Goal: Go through the entries below and write each one out exactly.

Stored entries:
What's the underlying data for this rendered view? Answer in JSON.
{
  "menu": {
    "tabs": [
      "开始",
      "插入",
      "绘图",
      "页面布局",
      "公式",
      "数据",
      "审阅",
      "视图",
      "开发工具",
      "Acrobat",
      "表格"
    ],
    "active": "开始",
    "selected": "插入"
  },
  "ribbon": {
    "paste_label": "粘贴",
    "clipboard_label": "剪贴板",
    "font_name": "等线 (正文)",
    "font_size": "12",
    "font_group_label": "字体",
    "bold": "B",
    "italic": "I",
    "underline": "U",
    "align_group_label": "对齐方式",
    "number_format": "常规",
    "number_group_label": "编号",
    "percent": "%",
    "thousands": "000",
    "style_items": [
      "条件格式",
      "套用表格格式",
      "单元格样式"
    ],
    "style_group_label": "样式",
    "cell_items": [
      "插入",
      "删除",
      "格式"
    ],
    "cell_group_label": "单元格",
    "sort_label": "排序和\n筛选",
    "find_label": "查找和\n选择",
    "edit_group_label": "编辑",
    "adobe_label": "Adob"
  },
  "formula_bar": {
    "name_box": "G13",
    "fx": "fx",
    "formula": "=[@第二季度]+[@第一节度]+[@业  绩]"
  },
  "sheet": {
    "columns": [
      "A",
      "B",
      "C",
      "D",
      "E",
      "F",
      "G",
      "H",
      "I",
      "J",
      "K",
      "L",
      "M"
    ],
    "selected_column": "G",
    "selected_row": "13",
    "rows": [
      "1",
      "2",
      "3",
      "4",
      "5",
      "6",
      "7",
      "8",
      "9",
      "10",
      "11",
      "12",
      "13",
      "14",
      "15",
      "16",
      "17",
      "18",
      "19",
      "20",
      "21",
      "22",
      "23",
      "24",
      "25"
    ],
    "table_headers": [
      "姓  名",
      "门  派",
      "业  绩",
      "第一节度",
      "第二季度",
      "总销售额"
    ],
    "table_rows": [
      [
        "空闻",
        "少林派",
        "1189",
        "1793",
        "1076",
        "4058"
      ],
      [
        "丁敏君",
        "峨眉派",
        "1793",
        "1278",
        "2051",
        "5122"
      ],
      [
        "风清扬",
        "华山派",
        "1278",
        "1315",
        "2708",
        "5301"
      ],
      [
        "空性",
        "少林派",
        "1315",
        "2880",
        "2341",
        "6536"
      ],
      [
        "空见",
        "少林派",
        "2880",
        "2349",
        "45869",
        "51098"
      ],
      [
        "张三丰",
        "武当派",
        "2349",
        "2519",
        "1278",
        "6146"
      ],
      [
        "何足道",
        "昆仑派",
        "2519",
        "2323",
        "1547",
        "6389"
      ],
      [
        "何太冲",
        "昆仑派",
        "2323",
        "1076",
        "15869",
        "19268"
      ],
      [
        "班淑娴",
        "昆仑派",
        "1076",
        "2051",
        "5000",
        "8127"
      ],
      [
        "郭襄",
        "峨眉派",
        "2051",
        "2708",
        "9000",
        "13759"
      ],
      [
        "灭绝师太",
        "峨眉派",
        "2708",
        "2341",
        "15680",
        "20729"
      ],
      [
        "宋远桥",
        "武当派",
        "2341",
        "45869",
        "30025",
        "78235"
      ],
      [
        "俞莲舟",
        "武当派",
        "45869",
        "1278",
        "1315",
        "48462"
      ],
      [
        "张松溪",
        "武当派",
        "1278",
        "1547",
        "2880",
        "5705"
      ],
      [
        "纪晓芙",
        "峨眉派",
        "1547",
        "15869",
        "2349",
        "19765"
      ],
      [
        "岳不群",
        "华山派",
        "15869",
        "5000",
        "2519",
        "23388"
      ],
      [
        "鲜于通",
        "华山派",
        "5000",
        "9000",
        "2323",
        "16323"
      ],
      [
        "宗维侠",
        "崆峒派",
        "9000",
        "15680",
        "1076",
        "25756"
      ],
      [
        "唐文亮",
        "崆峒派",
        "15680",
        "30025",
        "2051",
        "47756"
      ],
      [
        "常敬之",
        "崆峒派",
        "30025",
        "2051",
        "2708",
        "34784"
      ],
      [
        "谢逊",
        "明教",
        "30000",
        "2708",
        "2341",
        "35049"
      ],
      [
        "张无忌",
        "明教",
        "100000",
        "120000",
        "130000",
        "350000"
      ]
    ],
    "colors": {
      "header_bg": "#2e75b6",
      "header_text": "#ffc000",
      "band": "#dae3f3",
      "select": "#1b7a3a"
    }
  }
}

Solved exercise:
What's the underlying data for this rendered view? Answer in JSON.
{
  "menu": {
    "tabs": [
      "开始",
      "插入",
      "绘图",
      "页面布局",
      "公式",
      "数据",
      "审阅",
      "视图",
      "开发工具",
      "Acrobat",
      "表格"
    ],
    "active": "开始",
    "selected": "插入"
  },
  "ribbon": {
    "paste_label": "粘贴",
    "clipboard_label": "剪贴板",
    "font_name": "等线 (正文)",
    "font_size": "12",
    "font_group_label": "字体",
    "bold": "B",
    "italic": "I",
    "underline": "U",
    "align_group_label": "对齐方式",
    "number_format": "常规",
    "number_group_label": "编号",
    "percent": "%",
    "thousands": "000",
    "style_items": [
      "条件格式",
      "套用表格格式",
      "单元格样式"
    ],
    "style_group_label": "样式",
    "cell_items": [
      "插入",
      "删除",
      "格式"
    ],
    "cell_group_label": "单元格",
    "sort_label": "排序和\n筛选",
    "find_label": "查找和\n选择",
    "edit_group_label": "编辑",
    "adobe_label": "Adob"
  },
  "formula_bar": {
    "name_box": "G13",
    "fx": "fx",
    "formula": "=[@第二季度]+[@第一节度]+[@业  绩]"
  },
  "sheet": {
    "columns": [
      "A",
      "B",
      "C",
      "D",
      "E",
      "F",
      "G",
      "H",
      "I",
      "J",
      "K",
      "L",
      "M"
    ],
    "selected_column": "G",
    "selected_row": "13",
    "rows": [
      "1",
      "2",
      "3",
      "4",
      "5",
      "6",
      "7",
      "8",
      "9",
      "10",
      "11",
      "12",
      "13",
      "14",
      "15",
      "16",
      "17",
      "18",
      "19",
      "20",
      "21",
      "22",
      "23",
      "24",
      "25"
    ],
    "table_headers": [
      "姓  名",
      "门  派",
      "业  绩",
      "第一节度",
      "第二季度",
      "总销售额"
    ],
    "table_rows": [
      [
        "空闻",
        "少林派",
        "1189",
        "1793",
        "1076",
        "4058"
      ],
      [
        "丁敏君",
        "峨眉派",
        "1793",
        "1278",
        "2051",
        "5122"
      ],
      [
        "风清扬",
        "华山派",
        "1278",
        "1315",
        "2708",
        "5301"
      ],
      [
        "空性",
        "少林派",
        "1315",
        "2880",
        "2341",
        "6536"
      ],
      [
        "空见",
        "少林派",
        "2880",
        "2349",
        "45869",
        "51098"
      ],
      [
        "张三丰",
        "武当派",
        "2349",
        "2519",
        "1278",
        "6146"
      ],
      [
        "何足道",
        "昆仑派",
        "2519",
        "2323",
        "1547",
        "6389"
      ],
      [
        "何太冲",
        "昆仑派",
        "2323",
        "1076",
        "15869",
        "19268"
      ],
      [
        "班淑娴",
        "昆仑派",
        "1076",
        "2051",
        "5000",
        "8127"
      ],
      [
        "郭襄",
        "峨眉派",
        "2051",
        "2708",
        "9000",
        "13759"
      ],
      [
        "灭绝师太",
        "峨眉派",
        "2708",
        "2341",
        "15680",
        "20729"
      ],
      [
        "宋远桥",
        "武当派",
        "2341",
        "45869",
        "30025",
        "78235"
      ],
      [
        "俞莲舟",
        "武当派",
        "45869",
        "1278",
        "1315",
        "48462"
      ],
      [
        "张松溪",
        "武当派",
        "1278",
        "1547",
        "2880",
        "5705"
      ],
      [
        "纪晓芙",
        "峨眉派",
        "1547",
        "15869",
        "2349",
        "19765"
      ],
      [
        "岳不群",
        "华山派",
        "15869",
        "5000",
        "2519",
        "23388"
      ],
      [
        "鲜于通",
        "华山派",
        "5000",
        "9000",
        "2323",
        "16323"
      ],
      [
        "宗维侠",
        "崆峒派",
        "9000",
        "15680",
        "1076",
        "25756"
      ],
      [
        "唐文亮",
        "崆峒派",
        "15680",
        "30025",
        "2051",
        "47756"
      ],
      [
        "常敬之",
        "崆峒派",
        "30025",
        "2051",
        "2708",
        "34784"
      ],
      [
        "谢逊",
        "明教",
        "30000",
        "2708",
        "2341",
        "35049"
      ],
      [
        "张无忌",
        "明教",
        "100000",
        "120000",
        "130000",
        "350000"
      ]
    ],
    "colors": {
      "header_bg": "#2e75b6",
      "header_text": "#ffc000",
      "band": "#dae3f3",
      "select": "#1b7a3a"
    }
  }
}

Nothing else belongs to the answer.